> [Entries from a visual dataset]
»»
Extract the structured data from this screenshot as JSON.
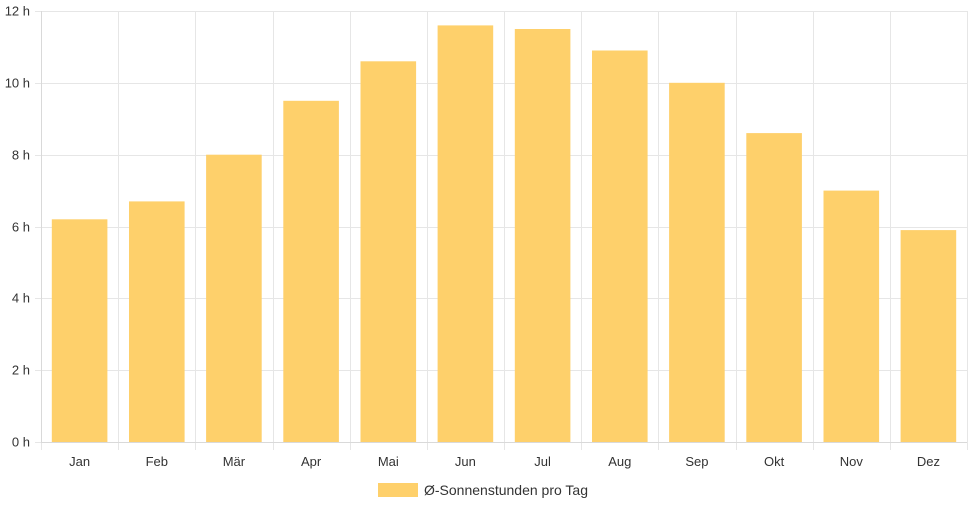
{
  "chart_data": {
    "type": "bar",
    "categories": [
      "Jan",
      "Feb",
      "Mär",
      "Apr",
      "Mai",
      "Jun",
      "Jul",
      "Aug",
      "Sep",
      "Okt",
      "Nov",
      "Dez"
    ],
    "series": [
      {
        "name": "Ø-Sonnenstunden pro Tag",
        "values": [
          6.2,
          6.7,
          8.0,
          9.5,
          10.6,
          11.6,
          11.5,
          10.9,
          10.0,
          8.6,
          7.0,
          5.9
        ]
      }
    ],
    "y_ticks": [
      "0 h",
      "2 h",
      "4 h",
      "6 h",
      "8 h",
      "10 h",
      "12 h"
    ],
    "ylim": [
      0,
      12
    ],
    "y_tick_step": 2,
    "grid": true,
    "legend_position": "bottom",
    "bar_color": "#fed06b",
    "grid_color": "#e6e6e6"
  }
}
««
Write the listing out a second time exactly, dropping all images.

> [Answer in full]
Extract the structured data from this screenshot as JSON.
{
  "chart_data": {
    "type": "bar",
    "categories": [
      "Jan",
      "Feb",
      "Mär",
      "Apr",
      "Mai",
      "Jun",
      "Jul",
      "Aug",
      "Sep",
      "Okt",
      "Nov",
      "Dez"
    ],
    "series": [
      {
        "name": "Ø-Sonnenstunden pro Tag",
        "values": [
          6.2,
          6.7,
          8.0,
          9.5,
          10.6,
          11.6,
          11.5,
          10.9,
          10.0,
          8.6,
          7.0,
          5.9
        ]
      }
    ],
    "y_ticks": [
      "0 h",
      "2 h",
      "4 h",
      "6 h",
      "8 h",
      "10 h",
      "12 h"
    ],
    "ylim": [
      0,
      12
    ],
    "y_tick_step": 2,
    "grid": true,
    "legend_position": "bottom",
    "bar_color": "#fed06b",
    "grid_color": "#e6e6e6"
  }
}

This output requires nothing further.